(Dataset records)
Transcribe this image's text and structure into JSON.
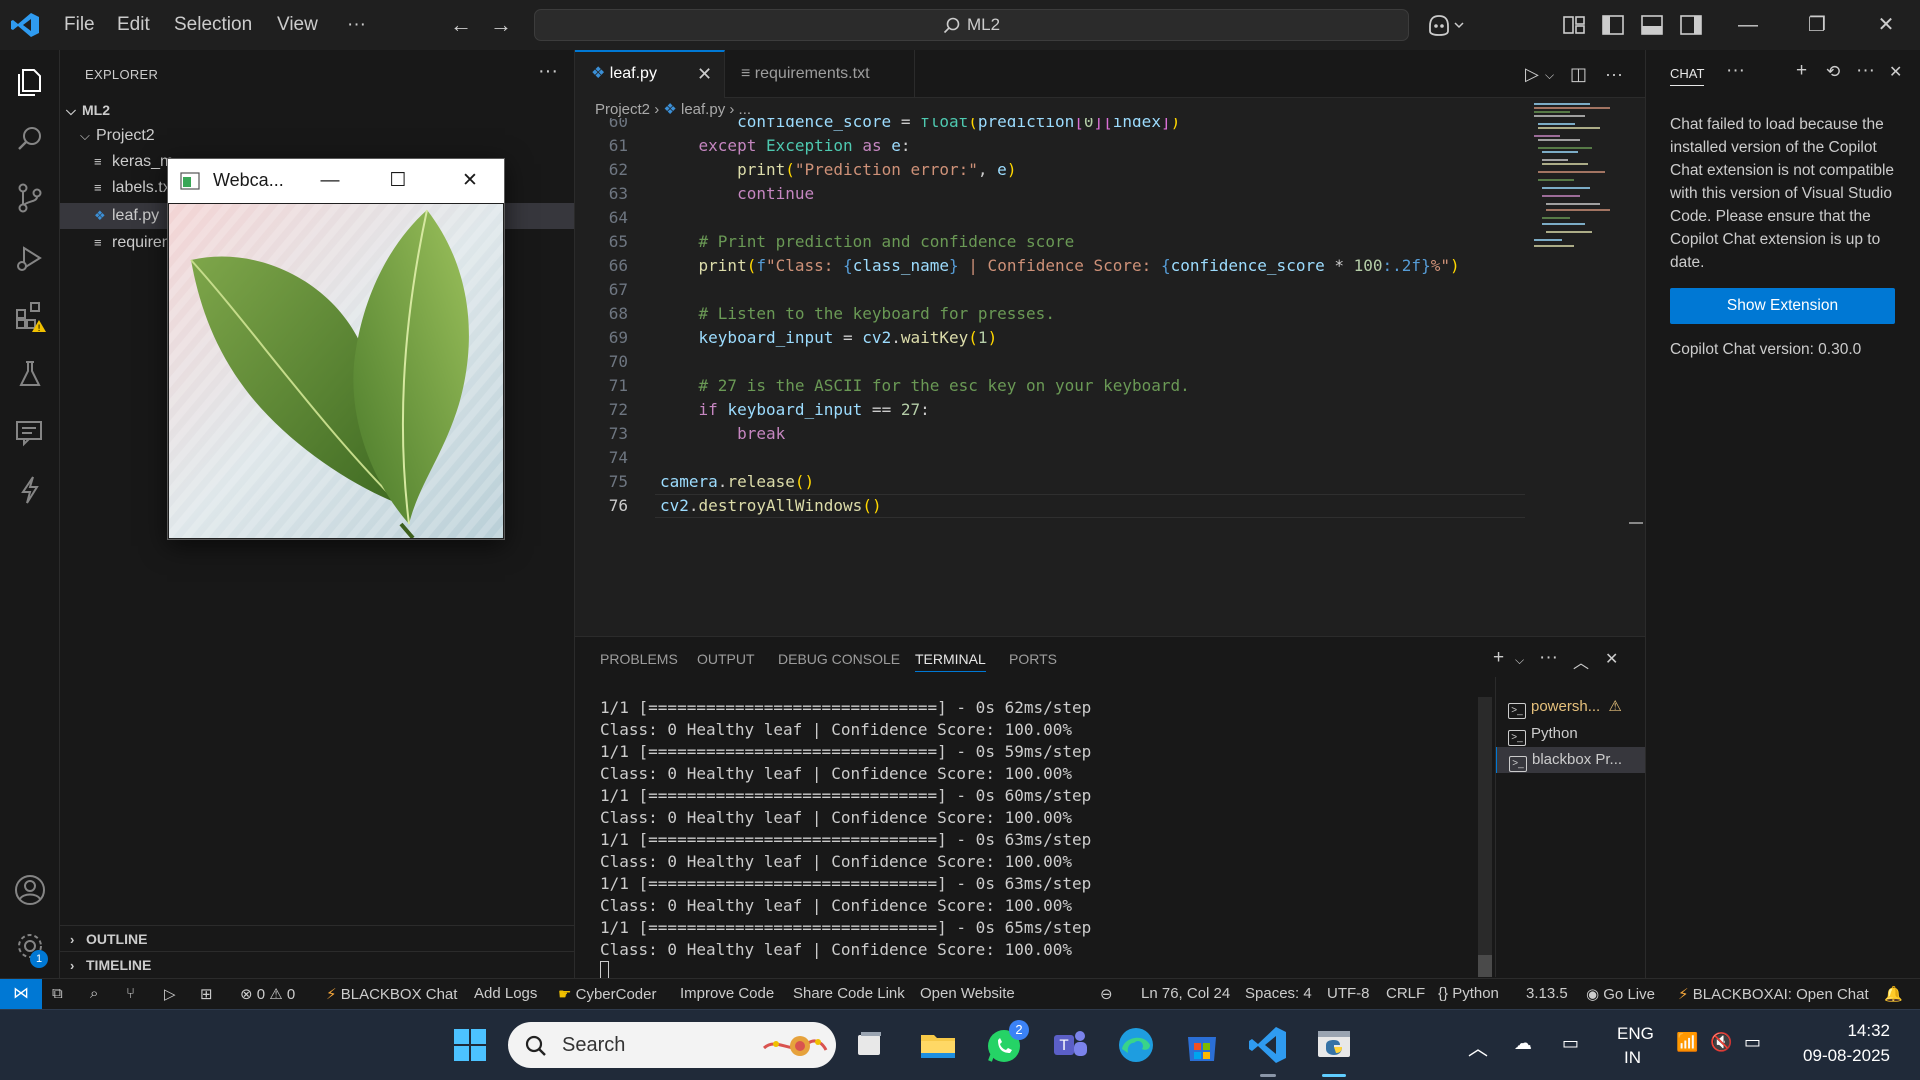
{
  "titlebar": {
    "menu": [
      "File",
      "Edit",
      "Selection",
      "View",
      "···"
    ],
    "search_text": "ML2"
  },
  "sidebar": {
    "title": "EXPLORER",
    "more": "···",
    "root": "ML2",
    "folder": "Project2",
    "files": [
      {
        "name": "keras_m",
        "type": "text"
      },
      {
        "name": "labels.tx",
        "type": "text"
      },
      {
        "name": "leaf.py",
        "type": "python",
        "selected": true
      },
      {
        "name": "requirem",
        "type": "text"
      }
    ],
    "outline": "OUTLINE",
    "timeline": "TIMELINE",
    "settings_badge": "1"
  },
  "editor": {
    "tabs": [
      {
        "label": "leaf.py",
        "active": true
      },
      {
        "label": "requirements.txt",
        "active": false
      }
    ],
    "breadcrumb": [
      "Project2",
      "leaf.py",
      "..."
    ],
    "current_line": 76
  },
  "panel": {
    "tabs": [
      "PROBLEMS",
      "OUTPUT",
      "DEBUG CONSOLE",
      "TERMINAL",
      "PORTS"
    ],
    "active_tab": "TERMINAL",
    "terminal_lines": [
      "1/1 [==============================] - 0s 62ms/step",
      "Class: 0 Healthy leaf | Confidence Score: 100.00%",
      "1/1 [==============================] - 0s 59ms/step",
      "Class: 0 Healthy leaf | Confidence Score: 100.00%",
      "1/1 [==============================] - 0s 60ms/step",
      "Class: 0 Healthy leaf | Confidence Score: 100.00%",
      "1/1 [==============================] - 0s 63ms/step",
      "Class: 0 Healthy leaf | Confidence Score: 100.00%",
      "1/1 [==============================] - 0s 63ms/step",
      "Class: 0 Healthy leaf | Confidence Score: 100.00%",
      "1/1 [==============================] - 0s 65ms/step",
      "Class: 0 Healthy leaf | Confidence Score: 100.00%"
    ],
    "terminals": [
      "powersh...",
      "Python",
      "blackbox Pr..."
    ]
  },
  "chat": {
    "title": "CHAT",
    "message": "Chat failed to load because the installed version of the Copilot Chat extension is not compatible with this version of Visual Studio Code. Please ensure that the Copilot Chat extension is up to date.",
    "button": "Show Extension",
    "version": "Copilot Chat version: 0.30.0"
  },
  "statusbar": {
    "problems": "⊗ 0 ⚠ 0",
    "left_items": [
      "BLACKBOX Chat",
      "Add Logs",
      "CyberCoder",
      "Improve Code",
      "Share Code Link",
      "Open Website"
    ],
    "position": "Ln 76, Col 24",
    "spaces": "Spaces: 4",
    "encoding": "UTF-8",
    "eol": "CRLF",
    "language": "Python",
    "python_version": "3.13.5",
    "go_live": "Go Live",
    "blackbox_open": "BLACKBOXAI: Open Chat"
  },
  "webcam": {
    "title": "Webca..."
  },
  "taskbar": {
    "search": "Search",
    "whatsapp_badge": "2",
    "lang": "ENG",
    "region": "IN",
    "time": "14:32",
    "date": "09-08-2025"
  },
  "colors": {
    "accent": "#0078d4",
    "background": "#1f1f1f",
    "sidebar": "#181818",
    "taskbar": "#202a39"
  }
}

__Written exercise__. Copy each line exactly, and leave the pictures out of your copy.

__Answer__.
Transcribe this image's text and structure into JSON.
{
  "titlebar": {
    "menu": [
      "File",
      "Edit",
      "Selection",
      "View",
      "···"
    ],
    "search_text": "ML2"
  },
  "sidebar": {
    "title": "EXPLORER",
    "more": "···",
    "root": "ML2",
    "folder": "Project2",
    "files": [
      {
        "name": "keras_m",
        "type": "text"
      },
      {
        "name": "labels.tx",
        "type": "text"
      },
      {
        "name": "leaf.py",
        "type": "python",
        "selected": true
      },
      {
        "name": "requirem",
        "type": "text"
      }
    ],
    "outline": "OUTLINE",
    "timeline": "TIMELINE",
    "settings_badge": "1"
  },
  "editor": {
    "tabs": [
      {
        "label": "leaf.py",
        "active": true
      },
      {
        "label": "requirements.txt",
        "active": false
      }
    ],
    "breadcrumb": [
      "Project2",
      "leaf.py",
      "..."
    ],
    "current_line": 76
  },
  "panel": {
    "tabs": [
      "PROBLEMS",
      "OUTPUT",
      "DEBUG CONSOLE",
      "TERMINAL",
      "PORTS"
    ],
    "active_tab": "TERMINAL",
    "terminal_lines": [
      "1/1 [==============================] - 0s 62ms/step",
      "Class: 0 Healthy leaf | Confidence Score: 100.00%",
      "1/1 [==============================] - 0s 59ms/step",
      "Class: 0 Healthy leaf | Confidence Score: 100.00%",
      "1/1 [==============================] - 0s 60ms/step",
      "Class: 0 Healthy leaf | Confidence Score: 100.00%",
      "1/1 [==============================] - 0s 63ms/step",
      "Class: 0 Healthy leaf | Confidence Score: 100.00%",
      "1/1 [==============================] - 0s 63ms/step",
      "Class: 0 Healthy leaf | Confidence Score: 100.00%",
      "1/1 [==============================] - 0s 65ms/step",
      "Class: 0 Healthy leaf | Confidence Score: 100.00%"
    ],
    "terminals": [
      "powersh...",
      "Python",
      "blackbox Pr..."
    ]
  },
  "chat": {
    "title": "CHAT",
    "message": "Chat failed to load because the installed version of the Copilot Chat extension is not compatible with this version of Visual Studio Code. Please ensure that the Copilot Chat extension is up to date.",
    "button": "Show Extension",
    "version": "Copilot Chat version: 0.30.0"
  },
  "statusbar": {
    "problems": "⊗ 0 ⚠ 0",
    "left_items": [
      "BLACKBOX Chat",
      "Add Logs",
      "CyberCoder",
      "Improve Code",
      "Share Code Link",
      "Open Website"
    ],
    "position": "Ln 76, Col 24",
    "spaces": "Spaces: 4",
    "encoding": "UTF-8",
    "eol": "CRLF",
    "language": "Python",
    "python_version": "3.13.5",
    "go_live": "Go Live",
    "blackbox_open": "BLACKBOXAI: Open Chat"
  },
  "webcam": {
    "title": "Webca..."
  },
  "taskbar": {
    "search": "Search",
    "whatsapp_badge": "2",
    "lang": "ENG",
    "region": "IN",
    "time": "14:32",
    "date": "09-08-2025"
  },
  "colors": {
    "accent": "#0078d4",
    "background": "#1f1f1f",
    "sidebar": "#181818",
    "taskbar": "#202a39"
  }
}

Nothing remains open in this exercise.